##### TRECHO #####
Que se prefiram alguns estilos de jogo.
E futebol sempre houve para todos os gostos: bruto, veloz, clássico, compacto, defensivo, ofensivo, frio, etc.
O que só recentemente alguns torcedores começaram a ver é seu time tocando de forma inesperada e insistente num só lado do campo, deixando a zaga aberta porque os zagueiros avançam como meias ou laterais, fazendo a bola cruzar em tabelinhas a própria pequena área cheia de adversários, tendo a paciência de insistir em passes que envolvem, inebriam e derrubam o oponente, mas que põem o coração do torcedor no pescoço, com o tum-tum-tum do sufoco, o toco do oco na boca do esôfago - até porque o time toma gols, como se fossem castigos, quando ocorrem falhas nessas ousadias.
Esse é o time do Diniz.
Quem vai ver tem que gostar de antemão. Se não gostar, não vá.
##### LINHAS DE DADOS #####
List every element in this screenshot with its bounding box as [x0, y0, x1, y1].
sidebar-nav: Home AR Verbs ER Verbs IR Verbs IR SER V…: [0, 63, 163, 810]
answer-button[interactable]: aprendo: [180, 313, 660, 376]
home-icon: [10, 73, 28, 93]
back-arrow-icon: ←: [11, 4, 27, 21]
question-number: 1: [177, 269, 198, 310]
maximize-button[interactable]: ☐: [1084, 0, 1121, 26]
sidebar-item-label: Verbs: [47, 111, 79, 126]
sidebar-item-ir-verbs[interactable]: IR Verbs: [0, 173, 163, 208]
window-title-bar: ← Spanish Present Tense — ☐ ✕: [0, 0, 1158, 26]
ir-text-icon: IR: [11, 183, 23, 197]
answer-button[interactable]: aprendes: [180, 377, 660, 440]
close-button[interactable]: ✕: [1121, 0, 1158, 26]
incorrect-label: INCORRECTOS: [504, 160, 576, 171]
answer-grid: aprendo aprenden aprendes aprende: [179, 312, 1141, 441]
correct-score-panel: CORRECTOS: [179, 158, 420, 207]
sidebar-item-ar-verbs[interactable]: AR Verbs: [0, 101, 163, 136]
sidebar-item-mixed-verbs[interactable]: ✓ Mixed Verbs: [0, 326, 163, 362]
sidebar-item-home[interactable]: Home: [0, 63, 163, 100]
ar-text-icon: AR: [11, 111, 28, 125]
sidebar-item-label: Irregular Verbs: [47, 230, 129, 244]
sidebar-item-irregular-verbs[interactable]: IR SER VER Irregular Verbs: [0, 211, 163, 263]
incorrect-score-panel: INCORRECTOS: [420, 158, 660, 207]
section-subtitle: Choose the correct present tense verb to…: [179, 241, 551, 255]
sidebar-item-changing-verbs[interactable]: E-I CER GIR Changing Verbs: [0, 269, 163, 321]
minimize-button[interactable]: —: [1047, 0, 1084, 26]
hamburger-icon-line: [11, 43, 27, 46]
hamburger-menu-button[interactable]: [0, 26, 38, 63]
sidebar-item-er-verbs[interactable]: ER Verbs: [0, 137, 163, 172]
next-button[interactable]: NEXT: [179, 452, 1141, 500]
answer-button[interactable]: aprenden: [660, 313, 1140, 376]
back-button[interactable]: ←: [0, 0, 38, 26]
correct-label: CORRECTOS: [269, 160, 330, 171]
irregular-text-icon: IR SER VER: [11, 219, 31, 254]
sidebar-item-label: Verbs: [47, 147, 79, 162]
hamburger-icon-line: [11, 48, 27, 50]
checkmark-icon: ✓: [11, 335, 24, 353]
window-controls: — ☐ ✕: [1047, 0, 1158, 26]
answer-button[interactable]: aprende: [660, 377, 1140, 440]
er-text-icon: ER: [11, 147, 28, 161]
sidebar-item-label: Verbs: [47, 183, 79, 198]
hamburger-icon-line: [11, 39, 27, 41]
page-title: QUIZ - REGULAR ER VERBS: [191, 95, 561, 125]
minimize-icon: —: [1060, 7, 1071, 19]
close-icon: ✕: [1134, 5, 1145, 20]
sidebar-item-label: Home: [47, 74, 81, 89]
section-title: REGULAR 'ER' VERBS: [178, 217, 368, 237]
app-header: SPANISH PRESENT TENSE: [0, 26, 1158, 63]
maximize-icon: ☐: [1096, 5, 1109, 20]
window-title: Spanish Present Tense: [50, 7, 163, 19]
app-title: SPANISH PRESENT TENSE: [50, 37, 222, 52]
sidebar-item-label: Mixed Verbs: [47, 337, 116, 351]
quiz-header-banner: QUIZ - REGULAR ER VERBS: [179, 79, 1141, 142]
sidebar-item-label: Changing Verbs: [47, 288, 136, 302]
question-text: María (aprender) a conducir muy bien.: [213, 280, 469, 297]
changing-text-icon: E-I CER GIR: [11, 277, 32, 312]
#####
» OBJETIVO A
Indique se cada afirmação abaixo está de acordo com o trecho sobre o estilo de jogo do Diniz, respondendo sim ou não e citando literalmente as palavras do trecho que decidem a resposta: (i) os zagueiros do time avançam como meias ou laterais; (ii) o time do Diniz nunca sofre gols; (iii) sempre houve futebol para todos os gostos.
» OBJETIVO B
Por favor, dê continuidade ao trecho sobre o estilo de jogo do Diniz, começando logo após a última frase.
A listagem não tem nenhum papel nesta atividade.

» RESULTADO DO EXERCÍCIO A
(i) Sim: "porque os zagueiros avançam como meias ou laterais".
(ii) Não: "o time toma gols, como se fossem castigos, quando ocorrem falhas nessas ousadias".
(iii) Sim: "E futebol sempre houve para todos os gostos".

» RESULTADO DO EXERCÍCIO B
A menos que vá enganado, levado por um amigo que achava se tratar de outra coisa - como ocorreu com o ator Matheus Nachtergaele na sua excelente interpretação de Jó na peça teatral "O Livro de Jó".
Você não conhece a história?
Jó, na Bíblia, era um homem rico, cheio de filhos, feliz e extremamente devoto a Deus. O Diabo desafiou Deus a castigá-lo para saber se a fé do seu seguidor era real ou interesseira. O Todo-Poderoso, que não aceita desacato, permitiu que o Coisa-Ruim infringisse a Jó os piores castigos: ele perdeu os filhos, as posses, ficou muito doente, perdeu a confiança da esposa e dos amigos, passou pelos maiores sofrimentos - mas manteve aquela que viria ser sua proverbial paciência e sua fé em Deus.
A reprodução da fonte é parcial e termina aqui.